What you should do:
Pull every line with the word "expression" out of the entries below.

[Dataset rows about figures]

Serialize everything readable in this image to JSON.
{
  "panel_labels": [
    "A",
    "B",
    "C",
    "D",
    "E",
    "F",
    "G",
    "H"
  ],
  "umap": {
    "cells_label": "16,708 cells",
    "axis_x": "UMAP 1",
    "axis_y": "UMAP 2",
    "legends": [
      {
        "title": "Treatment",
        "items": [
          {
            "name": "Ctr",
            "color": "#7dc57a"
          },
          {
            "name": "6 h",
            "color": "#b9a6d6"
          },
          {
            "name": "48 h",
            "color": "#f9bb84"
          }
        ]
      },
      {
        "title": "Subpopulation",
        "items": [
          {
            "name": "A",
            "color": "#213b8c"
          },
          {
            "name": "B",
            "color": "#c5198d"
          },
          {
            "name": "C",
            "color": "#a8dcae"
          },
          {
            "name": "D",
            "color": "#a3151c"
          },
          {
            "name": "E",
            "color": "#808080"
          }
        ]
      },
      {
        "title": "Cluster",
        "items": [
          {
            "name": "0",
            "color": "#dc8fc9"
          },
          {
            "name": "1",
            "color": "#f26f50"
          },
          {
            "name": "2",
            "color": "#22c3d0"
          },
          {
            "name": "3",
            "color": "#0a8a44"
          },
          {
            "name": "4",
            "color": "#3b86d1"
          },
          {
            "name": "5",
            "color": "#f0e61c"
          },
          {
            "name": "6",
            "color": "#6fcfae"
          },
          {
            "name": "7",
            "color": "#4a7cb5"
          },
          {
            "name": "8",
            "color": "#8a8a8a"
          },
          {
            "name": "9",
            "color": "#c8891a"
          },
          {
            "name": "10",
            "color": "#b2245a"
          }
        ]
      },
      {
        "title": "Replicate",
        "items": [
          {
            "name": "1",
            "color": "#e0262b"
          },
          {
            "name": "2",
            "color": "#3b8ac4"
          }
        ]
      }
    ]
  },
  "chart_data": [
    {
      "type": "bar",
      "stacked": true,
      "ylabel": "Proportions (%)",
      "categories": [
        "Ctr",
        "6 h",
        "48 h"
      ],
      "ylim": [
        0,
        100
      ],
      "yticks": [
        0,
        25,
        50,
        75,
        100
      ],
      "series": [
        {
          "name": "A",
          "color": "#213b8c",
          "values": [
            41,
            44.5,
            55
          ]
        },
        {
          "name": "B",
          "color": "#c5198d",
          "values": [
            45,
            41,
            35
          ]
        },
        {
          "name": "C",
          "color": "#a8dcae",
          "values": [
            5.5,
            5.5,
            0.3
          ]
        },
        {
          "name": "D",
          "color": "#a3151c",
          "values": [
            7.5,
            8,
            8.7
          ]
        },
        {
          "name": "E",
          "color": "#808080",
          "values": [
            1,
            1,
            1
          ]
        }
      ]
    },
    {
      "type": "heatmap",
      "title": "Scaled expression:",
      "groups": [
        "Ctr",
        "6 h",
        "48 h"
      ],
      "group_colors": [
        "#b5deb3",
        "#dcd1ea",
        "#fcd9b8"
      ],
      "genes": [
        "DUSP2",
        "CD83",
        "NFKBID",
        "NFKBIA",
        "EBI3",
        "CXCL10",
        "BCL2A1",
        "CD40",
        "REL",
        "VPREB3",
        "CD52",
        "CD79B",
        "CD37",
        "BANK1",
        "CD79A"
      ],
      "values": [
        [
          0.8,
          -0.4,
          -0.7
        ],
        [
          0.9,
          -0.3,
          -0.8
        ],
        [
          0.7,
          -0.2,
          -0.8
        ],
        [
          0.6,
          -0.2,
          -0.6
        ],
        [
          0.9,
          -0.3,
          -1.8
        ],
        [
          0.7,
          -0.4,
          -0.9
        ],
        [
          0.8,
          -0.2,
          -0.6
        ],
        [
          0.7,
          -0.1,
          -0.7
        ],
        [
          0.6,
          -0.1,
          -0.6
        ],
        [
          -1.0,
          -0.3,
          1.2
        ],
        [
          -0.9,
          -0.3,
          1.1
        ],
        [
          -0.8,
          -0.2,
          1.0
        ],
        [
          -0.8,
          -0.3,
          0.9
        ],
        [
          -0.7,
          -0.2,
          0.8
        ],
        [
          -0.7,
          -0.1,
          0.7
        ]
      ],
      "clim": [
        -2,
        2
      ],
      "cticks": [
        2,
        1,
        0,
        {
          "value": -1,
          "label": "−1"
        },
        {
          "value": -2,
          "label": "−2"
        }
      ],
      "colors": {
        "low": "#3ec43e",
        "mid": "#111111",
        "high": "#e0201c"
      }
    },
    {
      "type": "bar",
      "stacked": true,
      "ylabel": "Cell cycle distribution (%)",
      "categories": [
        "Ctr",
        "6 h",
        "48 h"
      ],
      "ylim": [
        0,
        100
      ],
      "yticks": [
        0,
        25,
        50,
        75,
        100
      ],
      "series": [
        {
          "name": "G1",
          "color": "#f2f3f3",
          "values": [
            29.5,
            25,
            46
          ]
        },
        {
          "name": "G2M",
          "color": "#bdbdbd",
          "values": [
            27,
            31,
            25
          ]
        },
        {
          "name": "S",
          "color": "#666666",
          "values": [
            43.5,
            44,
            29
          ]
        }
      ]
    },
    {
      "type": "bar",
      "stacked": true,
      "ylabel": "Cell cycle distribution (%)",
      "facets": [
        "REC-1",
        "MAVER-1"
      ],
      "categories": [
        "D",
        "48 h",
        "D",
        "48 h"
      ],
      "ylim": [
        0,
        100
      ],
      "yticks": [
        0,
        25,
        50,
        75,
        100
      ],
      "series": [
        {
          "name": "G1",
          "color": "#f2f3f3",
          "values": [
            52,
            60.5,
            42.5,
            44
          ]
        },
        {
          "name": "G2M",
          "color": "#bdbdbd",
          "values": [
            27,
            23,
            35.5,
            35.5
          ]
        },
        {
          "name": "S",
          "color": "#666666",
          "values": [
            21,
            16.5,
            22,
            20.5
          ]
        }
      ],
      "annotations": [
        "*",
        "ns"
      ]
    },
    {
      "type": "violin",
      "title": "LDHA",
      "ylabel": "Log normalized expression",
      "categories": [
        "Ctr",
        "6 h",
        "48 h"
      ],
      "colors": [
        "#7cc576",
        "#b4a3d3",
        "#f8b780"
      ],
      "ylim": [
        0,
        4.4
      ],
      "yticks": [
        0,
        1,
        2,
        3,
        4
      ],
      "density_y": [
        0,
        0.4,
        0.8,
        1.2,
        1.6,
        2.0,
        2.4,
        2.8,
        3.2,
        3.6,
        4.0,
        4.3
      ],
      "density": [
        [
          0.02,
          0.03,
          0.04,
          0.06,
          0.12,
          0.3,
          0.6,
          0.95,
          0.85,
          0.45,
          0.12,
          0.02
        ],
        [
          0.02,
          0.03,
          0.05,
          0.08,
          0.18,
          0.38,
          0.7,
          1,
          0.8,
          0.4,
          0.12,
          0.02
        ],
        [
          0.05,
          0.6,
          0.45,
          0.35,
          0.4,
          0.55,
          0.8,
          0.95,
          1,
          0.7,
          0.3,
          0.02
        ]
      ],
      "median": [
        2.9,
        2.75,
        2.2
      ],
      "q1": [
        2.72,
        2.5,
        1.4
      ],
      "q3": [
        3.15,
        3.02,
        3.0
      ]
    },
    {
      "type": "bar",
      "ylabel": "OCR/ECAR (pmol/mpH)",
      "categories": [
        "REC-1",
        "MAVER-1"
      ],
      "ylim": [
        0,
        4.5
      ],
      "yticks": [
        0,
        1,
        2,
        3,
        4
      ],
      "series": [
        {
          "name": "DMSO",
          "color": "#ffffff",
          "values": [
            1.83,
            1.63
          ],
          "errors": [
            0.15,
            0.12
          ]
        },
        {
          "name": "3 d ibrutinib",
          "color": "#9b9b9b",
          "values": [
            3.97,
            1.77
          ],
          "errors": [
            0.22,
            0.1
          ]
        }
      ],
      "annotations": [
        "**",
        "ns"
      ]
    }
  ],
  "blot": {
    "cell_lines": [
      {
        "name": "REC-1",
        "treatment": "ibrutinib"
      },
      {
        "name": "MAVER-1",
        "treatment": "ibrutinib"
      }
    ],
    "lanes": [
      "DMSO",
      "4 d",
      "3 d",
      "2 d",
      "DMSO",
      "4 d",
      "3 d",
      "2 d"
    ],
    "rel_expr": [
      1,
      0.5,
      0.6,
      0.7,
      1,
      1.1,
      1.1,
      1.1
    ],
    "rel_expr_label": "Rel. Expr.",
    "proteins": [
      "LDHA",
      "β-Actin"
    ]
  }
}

Task result:
      "title": "Scaled expression:",
      "ylabel": "Log normalized expression",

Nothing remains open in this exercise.